§ **TASK DESCRIPTION**
Retype every line of the records below without changing anything.

--- START RECORDS FOR THIS TASK ---

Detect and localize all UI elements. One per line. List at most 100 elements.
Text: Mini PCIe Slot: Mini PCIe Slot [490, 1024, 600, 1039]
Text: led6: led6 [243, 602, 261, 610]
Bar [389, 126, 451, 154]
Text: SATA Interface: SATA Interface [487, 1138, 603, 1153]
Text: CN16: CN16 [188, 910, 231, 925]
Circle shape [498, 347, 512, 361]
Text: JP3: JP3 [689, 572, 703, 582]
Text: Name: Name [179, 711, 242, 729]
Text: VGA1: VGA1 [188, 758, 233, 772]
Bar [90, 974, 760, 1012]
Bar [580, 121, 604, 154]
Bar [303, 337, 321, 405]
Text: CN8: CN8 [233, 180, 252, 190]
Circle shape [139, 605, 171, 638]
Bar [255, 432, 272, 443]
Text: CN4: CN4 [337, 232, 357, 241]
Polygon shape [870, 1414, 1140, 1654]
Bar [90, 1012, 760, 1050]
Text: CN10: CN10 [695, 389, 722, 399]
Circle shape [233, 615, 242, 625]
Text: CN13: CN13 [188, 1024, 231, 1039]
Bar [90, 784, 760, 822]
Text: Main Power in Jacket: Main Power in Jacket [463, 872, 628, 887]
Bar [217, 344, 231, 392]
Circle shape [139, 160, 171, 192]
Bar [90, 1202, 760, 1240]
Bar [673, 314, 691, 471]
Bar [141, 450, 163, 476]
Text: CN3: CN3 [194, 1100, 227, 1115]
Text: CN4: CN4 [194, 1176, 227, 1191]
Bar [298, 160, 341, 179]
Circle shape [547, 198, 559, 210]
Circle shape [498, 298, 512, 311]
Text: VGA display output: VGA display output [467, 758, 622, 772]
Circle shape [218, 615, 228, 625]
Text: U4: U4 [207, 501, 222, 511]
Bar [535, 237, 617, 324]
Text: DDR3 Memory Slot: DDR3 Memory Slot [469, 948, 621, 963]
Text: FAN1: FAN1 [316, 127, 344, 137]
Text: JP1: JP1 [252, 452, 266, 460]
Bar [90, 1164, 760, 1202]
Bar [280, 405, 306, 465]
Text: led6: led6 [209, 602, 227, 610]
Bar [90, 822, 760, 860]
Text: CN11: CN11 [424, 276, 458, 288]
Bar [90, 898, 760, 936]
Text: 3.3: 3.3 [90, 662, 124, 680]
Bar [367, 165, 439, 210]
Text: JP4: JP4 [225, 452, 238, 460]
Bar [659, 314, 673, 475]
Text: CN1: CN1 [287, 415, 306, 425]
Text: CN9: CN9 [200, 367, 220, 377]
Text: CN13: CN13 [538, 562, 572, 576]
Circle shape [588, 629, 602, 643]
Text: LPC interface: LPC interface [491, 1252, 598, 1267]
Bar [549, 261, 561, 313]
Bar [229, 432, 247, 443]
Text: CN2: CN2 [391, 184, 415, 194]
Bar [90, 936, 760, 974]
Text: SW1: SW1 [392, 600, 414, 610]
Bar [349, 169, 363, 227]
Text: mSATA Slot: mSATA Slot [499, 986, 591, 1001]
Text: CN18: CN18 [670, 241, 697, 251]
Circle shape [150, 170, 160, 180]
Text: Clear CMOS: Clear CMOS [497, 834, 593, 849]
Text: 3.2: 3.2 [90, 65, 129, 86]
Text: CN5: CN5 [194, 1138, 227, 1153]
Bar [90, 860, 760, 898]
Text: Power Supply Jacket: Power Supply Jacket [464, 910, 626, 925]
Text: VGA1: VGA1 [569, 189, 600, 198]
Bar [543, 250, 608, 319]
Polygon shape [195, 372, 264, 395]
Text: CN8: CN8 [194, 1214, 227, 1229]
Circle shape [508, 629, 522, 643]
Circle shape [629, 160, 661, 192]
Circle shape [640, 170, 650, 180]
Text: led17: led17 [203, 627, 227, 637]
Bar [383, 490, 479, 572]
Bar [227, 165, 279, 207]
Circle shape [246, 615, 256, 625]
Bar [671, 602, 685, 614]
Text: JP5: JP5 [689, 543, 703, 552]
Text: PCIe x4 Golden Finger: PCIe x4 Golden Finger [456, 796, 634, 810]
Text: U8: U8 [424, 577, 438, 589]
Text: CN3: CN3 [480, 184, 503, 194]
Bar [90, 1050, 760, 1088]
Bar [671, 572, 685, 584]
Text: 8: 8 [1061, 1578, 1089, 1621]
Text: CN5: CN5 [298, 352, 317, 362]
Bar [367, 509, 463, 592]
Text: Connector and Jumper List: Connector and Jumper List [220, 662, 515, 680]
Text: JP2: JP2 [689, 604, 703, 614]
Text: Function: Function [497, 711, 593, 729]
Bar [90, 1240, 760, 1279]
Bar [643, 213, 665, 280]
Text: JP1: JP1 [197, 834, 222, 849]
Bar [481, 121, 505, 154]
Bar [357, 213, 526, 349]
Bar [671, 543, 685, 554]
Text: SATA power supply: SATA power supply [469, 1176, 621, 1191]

--- END RECORDS FOR THIS TASK ---

§ **THE OUTPUT**
Detect and localize all UI elements. One per line. List at most 100 elements.
Text: Mini PCIe Slot: Mini PCIe Slot [490, 1024, 600, 1039]
Text: led6: led6 [243, 602, 261, 610]
Bar [389, 126, 451, 154]
Text: SATA Interface: SATA Interface [487, 1138, 603, 1153]
Text: CN16: CN16 [188, 910, 231, 925]
Circle shape [498, 347, 512, 361]
Text: JP3: JP3 [689, 572, 703, 582]
Text: Name: Name [179, 711, 242, 729]
Text: VGA1: VGA1 [188, 758, 233, 772]
Bar [90, 974, 760, 1012]
Bar [580, 121, 604, 154]
Bar [303, 337, 321, 405]
Text: CN8: CN8 [233, 180, 252, 190]
Circle shape [139, 605, 171, 638]
Bar [255, 432, 272, 443]
Text: CN4: CN4 [337, 232, 357, 241]
Polygon shape [870, 1414, 1140, 1654]
Bar [90, 1012, 760, 1050]
Text: CN10: CN10 [695, 389, 722, 399]
Circle shape [233, 615, 242, 625]
Text: CN13: CN13 [188, 1024, 231, 1039]
Bar [90, 784, 760, 822]
Text: Main Power in Jacket: Main Power in Jacket [463, 872, 628, 887]
Bar [217, 344, 231, 392]
Circle shape [139, 160, 171, 192]
Bar [90, 1202, 760, 1240]
Bar [673, 314, 691, 471]
Bar [141, 450, 163, 476]
Text: CN3: CN3 [194, 1100, 227, 1115]
Text: CN4: CN4 [194, 1176, 227, 1191]
Bar [298, 160, 341, 179]
Circle shape [547, 198, 559, 210]
Circle shape [498, 298, 512, 311]
Text: VGA display output: VGA display output [467, 758, 622, 772]
Circle shape [218, 615, 228, 625]
Text: U4: U4 [207, 501, 222, 511]
Bar [535, 237, 617, 324]
Text: DDR3 Memory Slot: DDR3 Memory Slot [469, 948, 621, 963]
Text: FAN1: FAN1 [316, 127, 344, 137]
Text: JP1: JP1 [252, 452, 266, 460]
Bar [90, 1164, 760, 1202]
Bar [280, 405, 306, 465]
Text: led6: led6 [209, 602, 227, 610]
Bar [90, 822, 760, 860]
Text: CN11: CN11 [424, 276, 458, 288]
Bar [90, 898, 760, 936]
Text: 3.3: 3.3 [90, 662, 124, 680]
Bar [367, 165, 439, 210]
Text: JP4: JP4 [225, 452, 238, 460]
Bar [659, 314, 673, 475]
Text: CN1: CN1 [287, 415, 306, 425]
Text: CN9: CN9 [200, 367, 220, 377]
Text: CN13: CN13 [538, 562, 572, 576]
Circle shape [588, 629, 602, 643]
Text: LPC interface: LPC interface [491, 1252, 598, 1267]
Bar [549, 261, 561, 313]
Bar [229, 432, 247, 443]
Text: CN2: CN2 [391, 184, 415, 194]
Bar [90, 936, 760, 974]
Text: SW1: SW1 [392, 600, 414, 610]
Bar [349, 169, 363, 227]
Text: mSATA Slot: mSATA Slot [499, 986, 591, 1001]
Text: CN18: CN18 [670, 241, 697, 251]
Circle shape [150, 170, 160, 180]
Text: Clear CMOS: Clear CMOS [497, 834, 593, 849]
Text: 3.2: 3.2 [90, 65, 129, 86]
Text: CN5: CN5 [194, 1138, 227, 1153]
Bar [90, 860, 760, 898]
Text: Power Supply Jacket: Power Supply Jacket [464, 910, 626, 925]
Text: VGA1: VGA1 [569, 189, 600, 198]
Bar [543, 250, 608, 319]
Polygon shape [195, 372, 264, 395]
Text: CN8: CN8 [194, 1214, 227, 1229]
Circle shape [508, 629, 522, 643]
Circle shape [629, 160, 661, 192]
Circle shape [640, 170, 650, 180]
Text: led17: led17 [203, 627, 227, 637]
Bar [383, 490, 479, 572]
Bar [227, 165, 279, 207]
Circle shape [246, 615, 256, 625]
Bar [671, 602, 685, 614]
Text: JP5: JP5 [689, 543, 703, 552]
Text: PCIe x4 Golden Finger: PCIe x4 Golden Finger [456, 796, 634, 810]
Text: U8: U8 [424, 577, 438, 589]
Text: CN3: CN3 [480, 184, 503, 194]
Bar [90, 1050, 760, 1088]
Bar [671, 572, 685, 584]
Text: 8: 8 [1061, 1578, 1089, 1621]
Text: CN5: CN5 [298, 352, 317, 362]
Bar [367, 509, 463, 592]
Text: Connector and Jumper List: Connector and Jumper List [220, 662, 515, 680]
Text: JP2: JP2 [689, 604, 703, 614]
Text: Function: Function [497, 711, 593, 729]
Bar [90, 1240, 760, 1279]
Bar [643, 213, 665, 280]
Text: JP1: JP1 [197, 834, 222, 849]
Bar [481, 121, 505, 154]
Bar [357, 213, 526, 349]
Bar [671, 543, 685, 554]
Text: SATA power supply: SATA power supply [469, 1176, 621, 1191]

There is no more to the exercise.